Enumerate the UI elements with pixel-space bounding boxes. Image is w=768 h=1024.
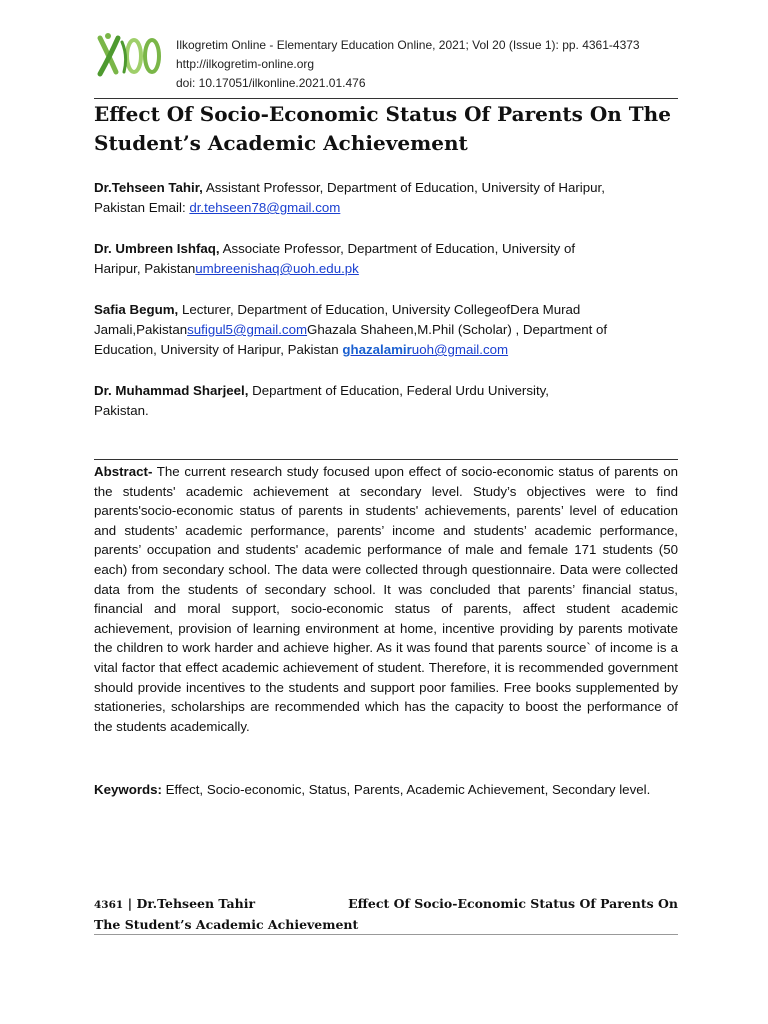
journal-meta	[176, 36, 640, 93]
author-entry: Dr. Umbreen Ishfaq, Associate Professor, Department of Education, University of Haripur, Pakistanumbreenishaq@uoh.edu.pk	[94, 241, 576, 276]
journal-citation: Ilkogretim Online - Elementary Education Online, 2021; Vol 20 (Issue 1): pp. 4361-4373	[176, 38, 640, 52]
keywords-text: Effect, Socio-economic, Status, Parents, Academic Achievement, Secondary level.	[161, 782, 651, 797]
author-email-link[interactable]: umbreenishaq@uoh.edu.pk	[195, 261, 359, 276]
author-entry: Safia Begum, Lecturer, Department of Education, University CollegeofDera Murad Jamali,Pakistansufigul5@gmail.comGhazala Shaheen,M.Phil (Scholar) , Department of Education, University of Haripur, Pakistan ghazalamiruoh@gmail.com	[94, 302, 608, 357]
keywords	[94, 780, 678, 800]
author-name: Dr. Umbreen Ishfaq,	[94, 241, 220, 256]
author-name: Dr.Tehseen Tahir,	[94, 180, 203, 195]
author-entry: Dr.Tehseen Tahir, Assistant Professor, Department of Education, University of Haripur, Pakistan Email: dr.tehseen78@gmail.com	[94, 180, 605, 215]
author-email-link[interactable]: dr.tehseen78@gmail.com	[189, 200, 341, 215]
abstract-text: The current research study focused upon effect of socio-economic status of parents on the students' academic achievement at secondary level. Study’s objectives were to find parents'socio-economic status of parents in students' achievements, parents’ level of education and students’ academic performance, parents’ income and students’ academic performance, parents’ occupation and students' academic performance of male and female 171 students (50 each) from secondary school. The data were collected through questionnaire. Data were collected data from the students of secondary school. It was concluded that parents’ financial status, financial and moral support, socio-economic status of parents, affect student academic achievement, provision of learning environment at home, incentive providing by parents motivate the children to work harder and achieve higher. As it was found that parents source` of income is a vital factor that effect academic achievement of student. Therefore, it is recommended government should provide incentives to the students and support poor families. Free books supplemented by stationeries, scholarships are recommended which has the capacity to boost the performance of the students academically.	[94, 464, 678, 734]
paper-title: Effect Of Socio-Economic Status Of Parents On The Student’s Academic Achievement	[94, 102, 671, 155]
author-list	[94, 178, 678, 442]
footer-author: Dr.Tehseen Tahir	[136, 896, 256, 911]
author-name: Dr. Muhammad Sharjeel,	[94, 383, 249, 398]
author-entry: Dr. Muhammad Sharjeel, Department of Education, Federal Urdu University, Pakistan.	[94, 383, 549, 418]
footer-left: 4361 | Dr.Tehseen Tahir	[94, 896, 256, 911]
page-footer	[94, 894, 678, 934]
journal-header	[94, 30, 678, 96]
author-email-link[interactable]: ghazalamiruoh@gmail.com	[342, 342, 509, 357]
page-number: 4361	[94, 899, 124, 911]
abstract	[94, 462, 678, 736]
journal-doi: doi: 10.17051/ilkonline.2021.01.476	[176, 76, 366, 90]
header-divider	[94, 98, 678, 99]
abstract-divider	[94, 459, 678, 460]
footer-title-part2: The Student’s Academic Achievement	[94, 917, 359, 932]
abstract-label: Abstract-	[94, 464, 153, 479]
author-name: Safia Begum,	[94, 302, 179, 317]
author-email-link[interactable]: sufigul5@gmail.com	[187, 322, 308, 337]
footer-divider	[94, 934, 678, 935]
journal-url: http://ilkogretim-online.org	[176, 57, 315, 71]
keywords-label: Keywords:	[94, 782, 162, 797]
journal-logo-icon	[94, 30, 166, 80]
footer-title-part1: Effect Of Socio-Economic Status Of Parents On	[348, 896, 678, 911]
************
Goal of the exercise:
Recast everything in the data from the line containing "36, 640, 93]" down to the line containing "author-entry: Dr. Umbreen", both included, as a Markdown table with the columns Row and Entry. Number each line in Row, put the line itself in Entry, and omit blank lines.

Exercise response:
| Row | Entry |
|---|---|
| 1 | journal-meta	[176, 36, 640, 93] |
| 2 | author-entry: Dr. Umbreen Ishfaq, Associate Professor, Department of Education, University of Haripur, Pakistanumbreenishaq@uoh.edu.pk	[94, 241, 576, 276] |